Stored dataset items:
==================================================
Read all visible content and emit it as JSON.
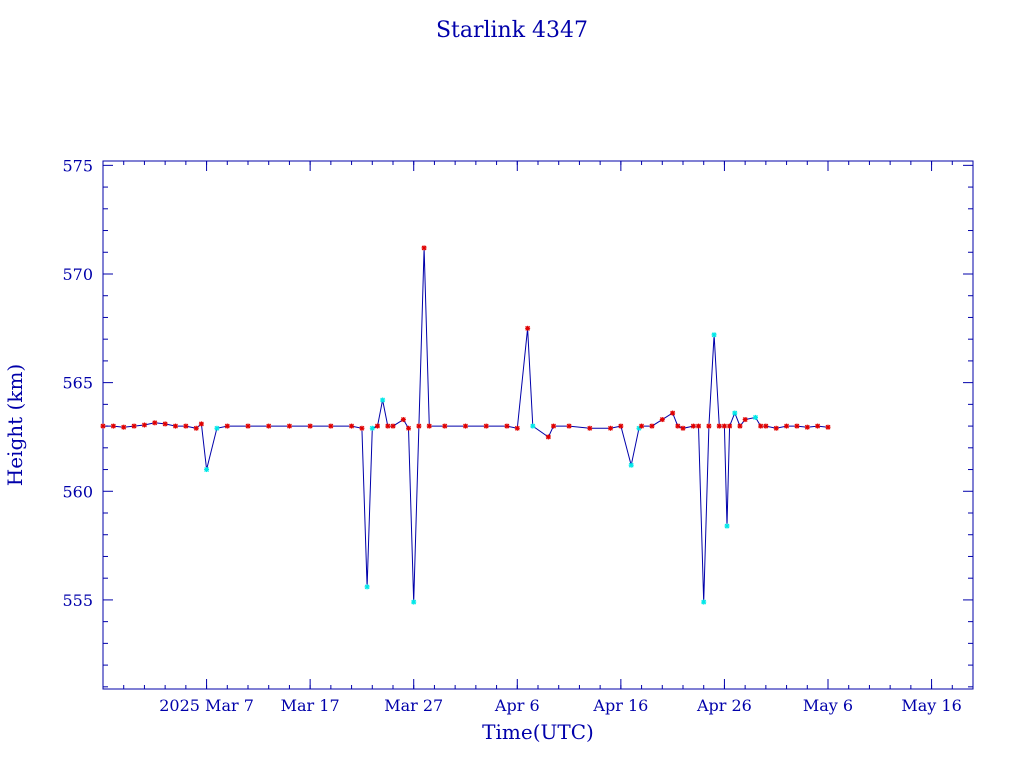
{
  "chart_data": {
    "type": "line",
    "title": "Starlink 4347",
    "xlabel": "Time(UTC)",
    "ylabel": "Height (km)",
    "x_ticks": [
      "2025 Mar  7",
      "Mar 17",
      "Mar 27",
      "Apr  6",
      "Apr 16",
      "Apr 26",
      "May  6",
      "May 16"
    ],
    "x_tick_dates": [
      "2025-03-07",
      "2025-03-17",
      "2025-03-27",
      "2025-04-06",
      "2025-04-16",
      "2025-04-26",
      "2025-05-06",
      "2025-05-16"
    ],
    "xlim": [
      "2025-02-25",
      "2025-05-20"
    ],
    "y_ticks": [
      555,
      560,
      565,
      570,
      575
    ],
    "ylim": [
      550.9,
      575.2
    ],
    "grid": false,
    "legend": "none",
    "colors": {
      "axis": "#0000aa",
      "line": "#0000aa",
      "marker_red": "#e00000",
      "marker_cyan": "#00e8e8"
    },
    "series": [
      {
        "values": [
          {
            "x": "2025-02-25",
            "y": 563.0,
            "m": "red"
          },
          {
            "x": "2025-02-26",
            "y": 563.0,
            "m": "red"
          },
          {
            "x": "2025-02-27",
            "y": 562.95,
            "m": "red"
          },
          {
            "x": "2025-02-28",
            "y": 563.0,
            "m": "red"
          },
          {
            "x": "2025-03-01",
            "y": 563.05,
            "m": "red"
          },
          {
            "x": "2025-03-02",
            "y": 563.15,
            "m": "red"
          },
          {
            "x": "2025-03-03",
            "y": 563.1,
            "m": "red"
          },
          {
            "x": "2025-03-04",
            "y": 563.0,
            "m": "red"
          },
          {
            "x": "2025-03-05",
            "y": 563.0,
            "m": "red"
          },
          {
            "x": "2025-03-06",
            "y": 562.9,
            "m": "red"
          },
          {
            "x": "2025-03-06T12:00",
            "y": 563.1,
            "m": "red"
          },
          {
            "x": "2025-03-07",
            "y": 561.0,
            "m": "cyan"
          },
          {
            "x": "2025-03-08",
            "y": 562.9,
            "m": "cyan"
          },
          {
            "x": "2025-03-09",
            "y": 563.0,
            "m": "red"
          },
          {
            "x": "2025-03-11",
            "y": 563.0,
            "m": "red"
          },
          {
            "x": "2025-03-13",
            "y": 563.0,
            "m": "red"
          },
          {
            "x": "2025-03-15",
            "y": 563.0,
            "m": "red"
          },
          {
            "x": "2025-03-17",
            "y": 563.0,
            "m": "red"
          },
          {
            "x": "2025-03-19",
            "y": 563.0,
            "m": "red"
          },
          {
            "x": "2025-03-21",
            "y": 563.0,
            "m": "red"
          },
          {
            "x": "2025-03-22",
            "y": 562.9,
            "m": "red"
          },
          {
            "x": "2025-03-22T12:00",
            "y": 555.6,
            "m": "cyan"
          },
          {
            "x": "2025-03-23",
            "y": 562.9,
            "m": "cyan"
          },
          {
            "x": "2025-03-23T12:00",
            "y": 563.0,
            "m": "red"
          },
          {
            "x": "2025-03-24",
            "y": 564.2,
            "m": "cyan"
          },
          {
            "x": "2025-03-24T12:00",
            "y": 563.0,
            "m": "red"
          },
          {
            "x": "2025-03-25",
            "y": 563.0,
            "m": "red"
          },
          {
            "x": "2025-03-26",
            "y": 563.3,
            "m": "red"
          },
          {
            "x": "2025-03-26T12:00",
            "y": 562.9,
            "m": "red"
          },
          {
            "x": "2025-03-27",
            "y": 554.9,
            "m": "cyan"
          },
          {
            "x": "2025-03-27T12:00",
            "y": 563.0,
            "m": "red"
          },
          {
            "x": "2025-03-28",
            "y": 571.2,
            "m": "red"
          },
          {
            "x": "2025-03-28T12:00",
            "y": 563.0,
            "m": "red"
          },
          {
            "x": "2025-03-30",
            "y": 563.0,
            "m": "red"
          },
          {
            "x": "2025-04-01",
            "y": 563.0,
            "m": "red"
          },
          {
            "x": "2025-04-03",
            "y": 563.0,
            "m": "red"
          },
          {
            "x": "2025-04-05",
            "y": 563.0,
            "m": "red"
          },
          {
            "x": "2025-04-06",
            "y": 562.9,
            "m": "red"
          },
          {
            "x": "2025-04-07",
            "y": 567.5,
            "m": "red"
          },
          {
            "x": "2025-04-07T12:00",
            "y": 563.0,
            "m": "cyan"
          },
          {
            "x": "2025-04-09",
            "y": 562.5,
            "m": "red"
          },
          {
            "x": "2025-04-09T12:00",
            "y": 563.0,
            "m": "red"
          },
          {
            "x": "2025-04-11",
            "y": 563.0,
            "m": "red"
          },
          {
            "x": "2025-04-13",
            "y": 562.9,
            "m": "red"
          },
          {
            "x": "2025-04-15",
            "y": 562.9,
            "m": "red"
          },
          {
            "x": "2025-04-16",
            "y": 563.0,
            "m": "red"
          },
          {
            "x": "2025-04-17",
            "y": 561.2,
            "m": "cyan"
          },
          {
            "x": "2025-04-17T18:00",
            "y": 562.9,
            "m": "cyan"
          },
          {
            "x": "2025-04-18",
            "y": 563.0,
            "m": "red"
          },
          {
            "x": "2025-04-19",
            "y": 563.0,
            "m": "red"
          },
          {
            "x": "2025-04-20",
            "y": 563.3,
            "m": "red"
          },
          {
            "x": "2025-04-21",
            "y": 563.6,
            "m": "red"
          },
          {
            "x": "2025-04-21T12:00",
            "y": 563.0,
            "m": "red"
          },
          {
            "x": "2025-04-22",
            "y": 562.9,
            "m": "red"
          },
          {
            "x": "2025-04-23",
            "y": 563.0,
            "m": "red"
          },
          {
            "x": "2025-04-23T12:00",
            "y": 563.0,
            "m": "red"
          },
          {
            "x": "2025-04-24",
            "y": 554.9,
            "m": "cyan"
          },
          {
            "x": "2025-04-24T12:00",
            "y": 563.0,
            "m": "red"
          },
          {
            "x": "2025-04-25",
            "y": 567.2,
            "m": "cyan"
          },
          {
            "x": "2025-04-25T12:00",
            "y": 563.0,
            "m": "red"
          },
          {
            "x": "2025-04-26",
            "y": 563.0,
            "m": "red"
          },
          {
            "x": "2025-04-26T06:00",
            "y": 558.4,
            "m": "cyan"
          },
          {
            "x": "2025-04-26T12:00",
            "y": 563.0,
            "m": "red"
          },
          {
            "x": "2025-04-27",
            "y": 563.6,
            "m": "cyan"
          },
          {
            "x": "2025-04-27T12:00",
            "y": 563.0,
            "m": "red"
          },
          {
            "x": "2025-04-28",
            "y": 563.3,
            "m": "red"
          },
          {
            "x": "2025-04-29",
            "y": 563.4,
            "m": "cyan"
          },
          {
            "x": "2025-04-29T12:00",
            "y": 563.0,
            "m": "red"
          },
          {
            "x": "2025-04-30",
            "y": 563.0,
            "m": "red"
          },
          {
            "x": "2025-05-01",
            "y": 562.9,
            "m": "red"
          },
          {
            "x": "2025-05-02",
            "y": 563.0,
            "m": "red"
          },
          {
            "x": "2025-05-03",
            "y": 563.0,
            "m": "red"
          },
          {
            "x": "2025-05-04",
            "y": 562.95,
            "m": "red"
          },
          {
            "x": "2025-05-05",
            "y": 563.0,
            "m": "red"
          },
          {
            "x": "2025-05-06",
            "y": 562.95,
            "m": "red"
          }
        ]
      }
    ]
  }
}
==================================================
Short task: Leave out the pictures and repeat everything else in the records exactly.

Task response:
Read all visible content and emit it as JSON.
{
  "chart_data": {
    "type": "line",
    "title": "Starlink 4347",
    "xlabel": "Time(UTC)",
    "ylabel": "Height (km)",
    "x_ticks": [
      "2025 Mar  7",
      "Mar 17",
      "Mar 27",
      "Apr  6",
      "Apr 16",
      "Apr 26",
      "May  6",
      "May 16"
    ],
    "x_tick_dates": [
      "2025-03-07",
      "2025-03-17",
      "2025-03-27",
      "2025-04-06",
      "2025-04-16",
      "2025-04-26",
      "2025-05-06",
      "2025-05-16"
    ],
    "xlim": [
      "2025-02-25",
      "2025-05-20"
    ],
    "y_ticks": [
      555,
      560,
      565,
      570,
      575
    ],
    "ylim": [
      550.9,
      575.2
    ],
    "grid": false,
    "legend": "none",
    "colors": {
      "axis": "#0000aa",
      "line": "#0000aa",
      "marker_red": "#e00000",
      "marker_cyan": "#00e8e8"
    },
    "series": [
      {
        "values": [
          {
            "x": "2025-02-25",
            "y": 563.0,
            "m": "red"
          },
          {
            "x": "2025-02-26",
            "y": 563.0,
            "m": "red"
          },
          {
            "x": "2025-02-27",
            "y": 562.95,
            "m": "red"
          },
          {
            "x": "2025-02-28",
            "y": 563.0,
            "m": "red"
          },
          {
            "x": "2025-03-01",
            "y": 563.05,
            "m": "red"
          },
          {
            "x": "2025-03-02",
            "y": 563.15,
            "m": "red"
          },
          {
            "x": "2025-03-03",
            "y": 563.1,
            "m": "red"
          },
          {
            "x": "2025-03-04",
            "y": 563.0,
            "m": "red"
          },
          {
            "x": "2025-03-05",
            "y": 563.0,
            "m": "red"
          },
          {
            "x": "2025-03-06",
            "y": 562.9,
            "m": "red"
          },
          {
            "x": "2025-03-06T12:00",
            "y": 563.1,
            "m": "red"
          },
          {
            "x": "2025-03-07",
            "y": 561.0,
            "m": "cyan"
          },
          {
            "x": "2025-03-08",
            "y": 562.9,
            "m": "cyan"
          },
          {
            "x": "2025-03-09",
            "y": 563.0,
            "m": "red"
          },
          {
            "x": "2025-03-11",
            "y": 563.0,
            "m": "red"
          },
          {
            "x": "2025-03-13",
            "y": 563.0,
            "m": "red"
          },
          {
            "x": "2025-03-15",
            "y": 563.0,
            "m": "red"
          },
          {
            "x": "2025-03-17",
            "y": 563.0,
            "m": "red"
          },
          {
            "x": "2025-03-19",
            "y": 563.0,
            "m": "red"
          },
          {
            "x": "2025-03-21",
            "y": 563.0,
            "m": "red"
          },
          {
            "x": "2025-03-22",
            "y": 562.9,
            "m": "red"
          },
          {
            "x": "2025-03-22T12:00",
            "y": 555.6,
            "m": "cyan"
          },
          {
            "x": "2025-03-23",
            "y": 562.9,
            "m": "cyan"
          },
          {
            "x": "2025-03-23T12:00",
            "y": 563.0,
            "m": "red"
          },
          {
            "x": "2025-03-24",
            "y": 564.2,
            "m": "cyan"
          },
          {
            "x": "2025-03-24T12:00",
            "y": 563.0,
            "m": "red"
          },
          {
            "x": "2025-03-25",
            "y": 563.0,
            "m": "red"
          },
          {
            "x": "2025-03-26",
            "y": 563.3,
            "m": "red"
          },
          {
            "x": "2025-03-26T12:00",
            "y": 562.9,
            "m": "red"
          },
          {
            "x": "2025-03-27",
            "y": 554.9,
            "m": "cyan"
          },
          {
            "x": "2025-03-27T12:00",
            "y": 563.0,
            "m": "red"
          },
          {
            "x": "2025-03-28",
            "y": 571.2,
            "m": "red"
          },
          {
            "x": "2025-03-28T12:00",
            "y": 563.0,
            "m": "red"
          },
          {
            "x": "2025-03-30",
            "y": 563.0,
            "m": "red"
          },
          {
            "x": "2025-04-01",
            "y": 563.0,
            "m": "red"
          },
          {
            "x": "2025-04-03",
            "y": 563.0,
            "m": "red"
          },
          {
            "x": "2025-04-05",
            "y": 563.0,
            "m": "red"
          },
          {
            "x": "2025-04-06",
            "y": 562.9,
            "m": "red"
          },
          {
            "x": "2025-04-07",
            "y": 567.5,
            "m": "red"
          },
          {
            "x": "2025-04-07T12:00",
            "y": 563.0,
            "m": "cyan"
          },
          {
            "x": "2025-04-09",
            "y": 562.5,
            "m": "red"
          },
          {
            "x": "2025-04-09T12:00",
            "y": 563.0,
            "m": "red"
          },
          {
            "x": "2025-04-11",
            "y": 563.0,
            "m": "red"
          },
          {
            "x": "2025-04-13",
            "y": 562.9,
            "m": "red"
          },
          {
            "x": "2025-04-15",
            "y": 562.9,
            "m": "red"
          },
          {
            "x": "2025-04-16",
            "y": 563.0,
            "m": "red"
          },
          {
            "x": "2025-04-17",
            "y": 561.2,
            "m": "cyan"
          },
          {
            "x": "2025-04-17T18:00",
            "y": 562.9,
            "m": "cyan"
          },
          {
            "x": "2025-04-18",
            "y": 563.0,
            "m": "red"
          },
          {
            "x": "2025-04-19",
            "y": 563.0,
            "m": "red"
          },
          {
            "x": "2025-04-20",
            "y": 563.3,
            "m": "red"
          },
          {
            "x": "2025-04-21",
            "y": 563.6,
            "m": "red"
          },
          {
            "x": "2025-04-21T12:00",
            "y": 563.0,
            "m": "red"
          },
          {
            "x": "2025-04-22",
            "y": 562.9,
            "m": "red"
          },
          {
            "x": "2025-04-23",
            "y": 563.0,
            "m": "red"
          },
          {
            "x": "2025-04-23T12:00",
            "y": 563.0,
            "m": "red"
          },
          {
            "x": "2025-04-24",
            "y": 554.9,
            "m": "cyan"
          },
          {
            "x": "2025-04-24T12:00",
            "y": 563.0,
            "m": "red"
          },
          {
            "x": "2025-04-25",
            "y": 567.2,
            "m": "cyan"
          },
          {
            "x": "2025-04-25T12:00",
            "y": 563.0,
            "m": "red"
          },
          {
            "x": "2025-04-26",
            "y": 563.0,
            "m": "red"
          },
          {
            "x": "2025-04-26T06:00",
            "y": 558.4,
            "m": "cyan"
          },
          {
            "x": "2025-04-26T12:00",
            "y": 563.0,
            "m": "red"
          },
          {
            "x": "2025-04-27",
            "y": 563.6,
            "m": "cyan"
          },
          {
            "x": "2025-04-27T12:00",
            "y": 563.0,
            "m": "red"
          },
          {
            "x": "2025-04-28",
            "y": 563.3,
            "m": "red"
          },
          {
            "x": "2025-04-29",
            "y": 563.4,
            "m": "cyan"
          },
          {
            "x": "2025-04-29T12:00",
            "y": 563.0,
            "m": "red"
          },
          {
            "x": "2025-04-30",
            "y": 563.0,
            "m": "red"
          },
          {
            "x": "2025-05-01",
            "y": 562.9,
            "m": "red"
          },
          {
            "x": "2025-05-02",
            "y": 563.0,
            "m": "red"
          },
          {
            "x": "2025-05-03",
            "y": 563.0,
            "m": "red"
          },
          {
            "x": "2025-05-04",
            "y": 562.95,
            "m": "red"
          },
          {
            "x": "2025-05-05",
            "y": 563.0,
            "m": "red"
          },
          {
            "x": "2025-05-06",
            "y": 562.95,
            "m": "red"
          }
        ]
      }
    ]
  }
}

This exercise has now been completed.